== Task directions ==
Set down the material below in full, matching it exactly.

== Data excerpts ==
......
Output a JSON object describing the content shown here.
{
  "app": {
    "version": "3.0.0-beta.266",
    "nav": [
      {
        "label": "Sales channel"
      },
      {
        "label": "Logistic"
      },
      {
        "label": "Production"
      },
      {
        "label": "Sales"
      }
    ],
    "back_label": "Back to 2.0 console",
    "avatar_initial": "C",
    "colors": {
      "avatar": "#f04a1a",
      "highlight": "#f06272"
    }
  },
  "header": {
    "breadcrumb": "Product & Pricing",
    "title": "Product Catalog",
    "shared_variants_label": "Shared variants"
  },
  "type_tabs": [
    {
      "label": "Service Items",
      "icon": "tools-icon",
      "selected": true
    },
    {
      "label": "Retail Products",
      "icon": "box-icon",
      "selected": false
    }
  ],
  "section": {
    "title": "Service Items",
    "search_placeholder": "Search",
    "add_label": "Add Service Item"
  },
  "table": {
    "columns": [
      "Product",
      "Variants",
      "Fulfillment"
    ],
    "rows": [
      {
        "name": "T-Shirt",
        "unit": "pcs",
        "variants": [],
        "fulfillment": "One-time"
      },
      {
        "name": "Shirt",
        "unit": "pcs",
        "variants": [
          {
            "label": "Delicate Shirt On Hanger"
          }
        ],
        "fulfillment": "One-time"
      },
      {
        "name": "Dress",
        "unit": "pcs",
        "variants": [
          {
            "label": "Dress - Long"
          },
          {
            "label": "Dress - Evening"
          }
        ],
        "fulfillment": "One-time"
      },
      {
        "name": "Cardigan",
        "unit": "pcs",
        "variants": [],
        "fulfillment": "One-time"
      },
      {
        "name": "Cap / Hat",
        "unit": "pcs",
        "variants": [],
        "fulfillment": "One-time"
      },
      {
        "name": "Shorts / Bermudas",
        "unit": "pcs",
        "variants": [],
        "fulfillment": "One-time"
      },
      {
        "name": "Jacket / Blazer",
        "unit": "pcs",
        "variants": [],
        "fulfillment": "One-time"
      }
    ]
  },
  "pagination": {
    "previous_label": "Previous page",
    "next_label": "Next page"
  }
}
......
== Answer to this exercise ==
Output a JSON object describing the content shown here.
{
  "app": {
    "version": "3.0.0-beta.266",
    "nav": [
      {
        "label": "Sales channel"
      },
      {
        "label": "Logistic"
      },
      {
        "label": "Production"
      },
      {
        "label": "Sales"
      }
    ],
    "back_label": "Back to 2.0 console",
    "avatar_initial": "C",
    "colors": {
      "avatar": "#f04a1a",
      "highlight": "#f06272"
    }
  },
  "header": {
    "breadcrumb": "Product & Pricing",
    "title": "Product Catalog",
    "shared_variants_label": "Shared variants"
  },
  "type_tabs": [
    {
      "label": "Service Items",
      "icon": "tools-icon",
      "selected": true
    },
    {
      "label": "Retail Products",
      "icon": "box-icon",
      "selected": false
    }
  ],
  "section": {
    "title": "Service Items",
    "search_placeholder": "Search",
    "add_label": "Add Service Item"
  },
  "table": {
    "columns": [
      "Product",
      "Variants",
      "Fulfillment"
    ],
    "rows": [
      {
        "name": "T-Shirt",
        "unit": "pcs",
        "variants": [],
        "fulfillment": "One-time"
      },
      {
        "name": "Shirt",
        "unit": "pcs",
        "variants": [
          {
            "label": "Delicate Shirt On Hanger"
          }
        ],
        "fulfillment": "One-time"
      },
      {
        "name": "Dress",
        "unit": "pcs",
        "variants": [
          {
            "label": "Dress - Long"
          },
          {
            "label": "Dress - Evening"
          }
        ],
        "fulfillment": "One-time"
      },
      {
        "name": "Cardigan",
        "unit": "pcs",
        "variants": [],
        "fulfillment": "One-time"
      },
      {
        "name": "Cap / Hat",
        "unit": "pcs",
        "variants": [],
        "fulfillment": "One-time"
      },
      {
        "name": "Shorts / Bermudas",
        "unit": "pcs",
        "variants": [],
        "fulfillment": "One-time"
      },
      {
        "name": "Jacket / Blazer",
        "unit": "pcs",
        "variants": [],
        "fulfillment": "One-time"
      }
    ]
  },
  "pagination": {
    "previous_label": "Previous page",
    "next_label": "Next page"
  }
}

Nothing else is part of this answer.